Aim of the task - Spot each line that carries the word "title"; copy those lines.

Data entries -
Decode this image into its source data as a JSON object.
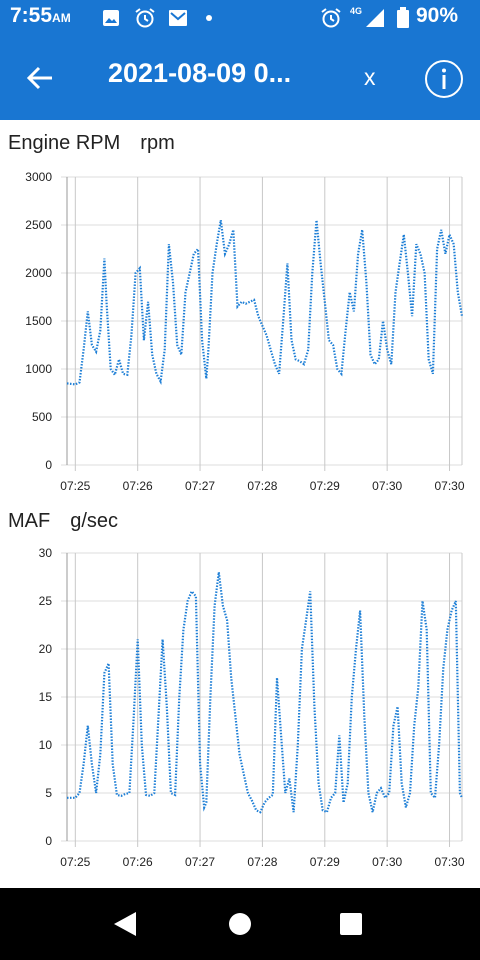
{
  "status_bar": {
    "time": "7:55",
    "ampm": "AM",
    "network": "4G",
    "battery": "90%",
    "icons": [
      "image-icon",
      "alarm-icon",
      "gmail-icon",
      "dot-icon",
      "alarm-icon",
      "signal-icon",
      "battery-icon"
    ]
  },
  "app_bar": {
    "title": "2021-08-09 0...",
    "close_label": "x",
    "icons": {
      "back": "back-arrow-icon",
      "info": "info-icon"
    },
    "color": "#1976d2"
  },
  "chart_data": [
    {
      "type": "line",
      "title": "Engine RPM",
      "unit": "rpm",
      "ylim": [
        0,
        3000
      ],
      "yticks": [
        "0",
        "500",
        "1000",
        "1500",
        "2000",
        "2500",
        "3000"
      ],
      "xticks": [
        "07:25",
        "07:26",
        "07:27",
        "07:28",
        "07:29",
        "07:30",
        "07:30"
      ],
      "grid": true,
      "line_style": "dotted",
      "color": "#1e7fd6",
      "x_start": "07:24:52",
      "x_end": "07:31:12",
      "series": [
        {
          "x": [
            "07:24:52",
            "07:25:00",
            "07:25:04",
            "07:25:08",
            "07:25:12",
            "07:25:16",
            "07:25:20",
            "07:25:24",
            "07:25:28",
            "07:25:30",
            "07:25:34",
            "07:25:38",
            "07:25:42",
            "07:25:46",
            "07:25:50",
            "07:25:54",
            "07:25:58",
            "07:26:02",
            "07:26:06",
            "07:26:10",
            "07:26:14",
            "07:26:18",
            "07:26:22",
            "07:26:26",
            "07:26:30",
            "07:26:34",
            "07:26:38",
            "07:26:42",
            "07:26:46",
            "07:26:50",
            "07:26:54",
            "07:26:58",
            "07:27:02",
            "07:27:06",
            "07:27:08",
            "07:27:12",
            "07:27:16",
            "07:27:20",
            "07:27:24",
            "07:27:28",
            "07:27:32",
            "07:27:36",
            "07:27:40",
            "07:27:44",
            "07:27:48",
            "07:27:52",
            "07:27:56",
            "07:28:00",
            "07:28:04",
            "07:28:08",
            "07:28:12",
            "07:28:16",
            "07:28:20",
            "07:28:24",
            "07:28:28",
            "07:28:32",
            "07:28:36",
            "07:28:40",
            "07:28:44",
            "07:28:48",
            "07:28:52",
            "07:28:56",
            "07:29:00",
            "07:29:04",
            "07:29:08",
            "07:29:12",
            "07:29:16",
            "07:29:20",
            "07:29:24",
            "07:29:28",
            "07:29:32",
            "07:29:36",
            "07:29:40",
            "07:29:44",
            "07:29:48",
            "07:29:52",
            "07:29:56",
            "07:30:00",
            "07:30:04",
            "07:30:08",
            "07:30:12",
            "07:30:16",
            "07:30:20",
            "07:30:24",
            "07:30:28",
            "07:30:32",
            "07:30:36",
            "07:30:40",
            "07:30:44",
            "07:30:48",
            "07:30:52",
            "07:30:56",
            "07:31:00",
            "07:31:04",
            "07:31:08",
            "07:31:12"
          ],
          "y": [
            850,
            840,
            860,
            1200,
            1600,
            1250,
            1180,
            1400,
            2150,
            1700,
            1000,
            940,
            1100,
            950,
            940,
            1350,
            2000,
            2050,
            1300,
            1700,
            1150,
            950,
            870,
            1200,
            2300,
            1900,
            1250,
            1150,
            1800,
            2000,
            2200,
            2250,
            1300,
            900,
            1200,
            2000,
            2300,
            2550,
            2200,
            2300,
            2450,
            1650,
            1700,
            1680,
            1700,
            1720,
            1550,
            1450,
            1350,
            1200,
            1050,
            950,
            1500,
            2100,
            1300,
            1100,
            1080,
            1050,
            1200,
            2000,
            2550,
            2100,
            1700,
            1300,
            1250,
            1000,
            950,
            1400,
            1800,
            1600,
            2200,
            2450,
            1900,
            1150,
            1050,
            1100,
            1500,
            1200,
            1050,
            1800,
            2100,
            2400,
            2000,
            1550,
            2300,
            2200,
            2000,
            1100,
            950,
            2250,
            2450,
            2200,
            2400,
            2300,
            1800,
            1550
          ]
        }
      ]
    },
    {
      "type": "line",
      "title": "MAF",
      "unit": "g/sec",
      "ylim": [
        0,
        30
      ],
      "yticks": [
        "0",
        "5",
        "10",
        "15",
        "20",
        "25",
        "30"
      ],
      "xticks": [
        "07:25",
        "07:26",
        "07:27",
        "07:28",
        "07:29",
        "07:30",
        "07:30"
      ],
      "grid": true,
      "line_style": "dotted",
      "color": "#1e7fd6",
      "x_start": "07:24:52",
      "x_end": "07:31:12",
      "series": [
        {
          "x": [
            "07:24:52",
            "07:25:00",
            "07:25:04",
            "07:25:08",
            "07:25:12",
            "07:25:16",
            "07:25:20",
            "07:25:24",
            "07:25:28",
            "07:25:32",
            "07:25:36",
            "07:25:40",
            "07:25:44",
            "07:25:48",
            "07:25:52",
            "07:25:56",
            "07:26:00",
            "07:26:04",
            "07:26:08",
            "07:26:12",
            "07:26:16",
            "07:26:20",
            "07:26:24",
            "07:26:28",
            "07:26:32",
            "07:26:36",
            "07:26:40",
            "07:26:44",
            "07:26:48",
            "07:26:52",
            "07:26:56",
            "07:27:00",
            "07:27:04",
            "07:27:06",
            "07:27:10",
            "07:27:14",
            "07:27:18",
            "07:27:22",
            "07:27:26",
            "07:27:30",
            "07:27:34",
            "07:27:38",
            "07:27:42",
            "07:27:46",
            "07:27:50",
            "07:27:54",
            "07:27:58",
            "07:28:02",
            "07:28:06",
            "07:28:10",
            "07:28:14",
            "07:28:18",
            "07:28:22",
            "07:28:26",
            "07:28:30",
            "07:28:34",
            "07:28:38",
            "07:28:42",
            "07:28:46",
            "07:28:50",
            "07:28:54",
            "07:28:58",
            "07:29:02",
            "07:29:06",
            "07:29:10",
            "07:29:14",
            "07:29:18",
            "07:29:22",
            "07:29:26",
            "07:29:30",
            "07:29:34",
            "07:29:38",
            "07:29:42",
            "07:29:46",
            "07:29:50",
            "07:29:54",
            "07:29:58",
            "07:30:02",
            "07:30:06",
            "07:30:10",
            "07:30:14",
            "07:30:18",
            "07:30:22",
            "07:30:26",
            "07:30:30",
            "07:30:34",
            "07:30:38",
            "07:30:42",
            "07:30:46",
            "07:30:50",
            "07:30:54",
            "07:30:58",
            "07:31:02",
            "07:31:06",
            "07:31:10",
            "07:31:12"
          ],
          "y": [
            4.5,
            4.5,
            5.0,
            8.0,
            12.0,
            8.0,
            5.0,
            9.0,
            17.5,
            18.5,
            8.0,
            4.8,
            4.7,
            4.9,
            5.0,
            12.5,
            21.0,
            10.0,
            4.8,
            4.7,
            5.0,
            13.0,
            21.0,
            14.0,
            5.0,
            4.8,
            15.0,
            22.0,
            25.0,
            26.0,
            25.5,
            8.0,
            3.5,
            4.0,
            15.0,
            24.5,
            28.0,
            24.5,
            23.0,
            17.0,
            13.0,
            9.0,
            7.0,
            5.0,
            4.2,
            3.2,
            3.0,
            4.0,
            4.5,
            4.8,
            17.0,
            11.0,
            5.0,
            6.5,
            3.0,
            10.0,
            20.0,
            23.0,
            26.0,
            14.0,
            6.0,
            3.2,
            3.0,
            4.5,
            5.0,
            11.0,
            4.0,
            6.0,
            15.0,
            20.0,
            24.0,
            13.0,
            5.0,
            3.0,
            5.0,
            5.5,
            4.5,
            5.0,
            12.0,
            14.0,
            6.0,
            3.5,
            5.0,
            12.0,
            16.0,
            25.0,
            22.0,
            5.0,
            4.5,
            10.0,
            18.0,
            22.0,
            24.0,
            25.0,
            5.0,
            4.5
          ]
        }
      ]
    }
  ]
}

Reply -
    "title": "2021-08-09 0...",
      "title": "Engine RPM",
      "title": "MAF",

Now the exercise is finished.